Write down every entry below once more, exactly.

[Material for this task]
____________________

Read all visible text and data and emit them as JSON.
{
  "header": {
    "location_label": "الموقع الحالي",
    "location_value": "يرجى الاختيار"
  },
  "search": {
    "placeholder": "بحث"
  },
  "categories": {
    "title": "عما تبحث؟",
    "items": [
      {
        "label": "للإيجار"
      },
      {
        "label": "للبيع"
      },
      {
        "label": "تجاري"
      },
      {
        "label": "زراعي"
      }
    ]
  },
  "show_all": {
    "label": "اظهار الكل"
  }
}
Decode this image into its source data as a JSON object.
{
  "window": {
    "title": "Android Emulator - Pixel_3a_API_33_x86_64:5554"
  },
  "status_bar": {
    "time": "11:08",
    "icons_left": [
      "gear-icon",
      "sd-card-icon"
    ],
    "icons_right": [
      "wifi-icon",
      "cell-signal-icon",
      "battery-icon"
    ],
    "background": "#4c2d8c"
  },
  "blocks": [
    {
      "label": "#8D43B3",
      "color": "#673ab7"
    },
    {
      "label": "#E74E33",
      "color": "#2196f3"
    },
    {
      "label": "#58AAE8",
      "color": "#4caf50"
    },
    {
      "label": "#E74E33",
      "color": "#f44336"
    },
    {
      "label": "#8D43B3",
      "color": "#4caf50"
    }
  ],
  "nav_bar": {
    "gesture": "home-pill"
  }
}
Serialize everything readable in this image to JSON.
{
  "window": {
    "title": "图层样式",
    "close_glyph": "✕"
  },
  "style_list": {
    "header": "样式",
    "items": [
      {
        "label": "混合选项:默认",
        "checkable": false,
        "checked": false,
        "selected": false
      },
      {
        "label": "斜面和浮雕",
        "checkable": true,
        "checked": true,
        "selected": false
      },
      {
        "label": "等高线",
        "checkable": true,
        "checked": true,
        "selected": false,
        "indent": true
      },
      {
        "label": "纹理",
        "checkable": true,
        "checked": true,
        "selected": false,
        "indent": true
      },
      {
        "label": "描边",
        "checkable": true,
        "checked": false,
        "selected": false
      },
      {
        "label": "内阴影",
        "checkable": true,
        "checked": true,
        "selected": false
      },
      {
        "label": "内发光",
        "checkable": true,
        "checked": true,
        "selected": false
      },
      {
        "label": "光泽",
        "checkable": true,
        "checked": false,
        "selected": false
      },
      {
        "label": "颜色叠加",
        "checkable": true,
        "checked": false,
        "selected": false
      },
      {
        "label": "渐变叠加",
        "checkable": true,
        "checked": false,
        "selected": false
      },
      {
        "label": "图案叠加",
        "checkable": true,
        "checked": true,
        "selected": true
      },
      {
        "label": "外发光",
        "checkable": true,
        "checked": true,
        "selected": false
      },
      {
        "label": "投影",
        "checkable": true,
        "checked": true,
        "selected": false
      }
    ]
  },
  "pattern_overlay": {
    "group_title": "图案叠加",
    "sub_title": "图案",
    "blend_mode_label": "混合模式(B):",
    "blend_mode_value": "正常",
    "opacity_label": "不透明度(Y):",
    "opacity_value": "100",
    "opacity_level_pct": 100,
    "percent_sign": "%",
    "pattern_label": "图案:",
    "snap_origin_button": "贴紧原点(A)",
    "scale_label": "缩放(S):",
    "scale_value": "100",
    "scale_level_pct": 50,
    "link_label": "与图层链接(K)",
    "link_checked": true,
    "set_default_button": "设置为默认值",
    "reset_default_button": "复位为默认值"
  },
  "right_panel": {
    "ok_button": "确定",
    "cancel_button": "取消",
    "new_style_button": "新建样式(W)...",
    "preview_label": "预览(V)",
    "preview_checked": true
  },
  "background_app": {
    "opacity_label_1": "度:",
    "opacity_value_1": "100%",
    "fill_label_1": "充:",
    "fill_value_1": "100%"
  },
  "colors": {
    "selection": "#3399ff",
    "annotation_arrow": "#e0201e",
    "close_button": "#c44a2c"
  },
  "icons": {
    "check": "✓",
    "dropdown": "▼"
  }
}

____________________

[Expected output]
Read all visible text and data and emit them as JSON.
{
  "header": {
    "location_label": "الموقع الحالي",
    "location_value": "يرجى الاختيار"
  },
  "search": {
    "placeholder": "بحث"
  },
  "categories": {
    "title": "عما تبحث؟",
    "items": [
      {
        "label": "للإيجار"
      },
      {
        "label": "للبيع"
      },
      {
        "label": "تجاري"
      },
      {
        "label": "زراعي"
      }
    ]
  },
  "show_all": {
    "label": "اظهار الكل"
  }
}
Decode this image into its source data as a JSON object.
{
  "window": {
    "title": "Android Emulator - Pixel_3a_API_33_x86_64:5554"
  },
  "status_bar": {
    "time": "11:08",
    "icons_left": [
      "gear-icon",
      "sd-card-icon"
    ],
    "icons_right": [
      "wifi-icon",
      "cell-signal-icon",
      "battery-icon"
    ],
    "background": "#4c2d8c"
  },
  "blocks": [
    {
      "label": "#8D43B3",
      "color": "#673ab7"
    },
    {
      "label": "#E74E33",
      "color": "#2196f3"
    },
    {
      "label": "#58AAE8",
      "color": "#4caf50"
    },
    {
      "label": "#E74E33",
      "color": "#f44336"
    },
    {
      "label": "#8D43B3",
      "color": "#4caf50"
    }
  ],
  "nav_bar": {
    "gesture": "home-pill"
  }
}
Serialize everything readable in this image to JSON.
{
  "window": {
    "title": "图层样式",
    "close_glyph": "✕"
  },
  "style_list": {
    "header": "样式",
    "items": [
      {
        "label": "混合选项:默认",
        "checkable": false,
        "checked": false,
        "selected": false
      },
      {
        "label": "斜面和浮雕",
        "checkable": true,
        "checked": true,
        "selected": false
      },
      {
        "label": "等高线",
        "checkable": true,
        "checked": true,
        "selected": false,
        "indent": true
      },
      {
        "label": "纹理",
        "checkable": true,
        "checked": true,
        "selected": false,
        "indent": true
      },
      {
        "label": "描边",
        "checkable": true,
        "checked": false,
        "selected": false
      },
      {
        "label": "内阴影",
        "checkable": true,
        "checked": true,
        "selected": false
      },
      {
        "label": "内发光",
        "checkable": true,
        "checked": true,
        "selected": false
      },
      {
        "label": "光泽",
        "checkable": true,
        "checked": false,
        "selected": false
      },
      {
        "label": "颜色叠加",
        "checkable": true,
        "checked": false,
        "selected": false
      },
      {
        "label": "渐变叠加",
        "checkable": true,
        "checked": false,
        "selected": false
      },
      {
        "label": "图案叠加",
        "checkable": true,
        "checked": true,
        "selected": true
      },
      {
        "label": "外发光",
        "checkable": true,
        "checked": true,
        "selected": false
      },
      {
        "label": "投影",
        "checkable": true,
        "checked": true,
        "selected": false
      }
    ]
  },
  "pattern_overlay": {
    "group_title": "图案叠加",
    "sub_title": "图案",
    "blend_mode_label": "混合模式(B):",
    "blend_mode_value": "正常",
    "opacity_label": "不透明度(Y):",
    "opacity_value": "100",
    "opacity_level_pct": 100,
    "percent_sign": "%",
    "pattern_label": "图案:",
    "snap_origin_button": "贴紧原点(A)",
    "scale_label": "缩放(S):",
    "scale_value": "100",
    "scale_level_pct": 50,
    "link_label": "与图层链接(K)",
    "link_checked": true,
    "set_default_button": "设置为默认值",
    "reset_default_button": "复位为默认值"
  },
  "right_panel": {
    "ok_button": "确定",
    "cancel_button": "取消",
    "new_style_button": "新建样式(W)...",
    "preview_label": "预览(V)",
    "preview_checked": true
  },
  "background_app": {
    "opacity_label_1": "度:",
    "opacity_value_1": "100%",
    "fill_label_1": "充:",
    "fill_value_1": "100%"
  },
  "colors": {
    "selection": "#3399ff",
    "annotation_arrow": "#e0201e",
    "close_button": "#c44a2c"
  },
  "icons": {
    "check": "✓",
    "dropdown": "▼"
  }
}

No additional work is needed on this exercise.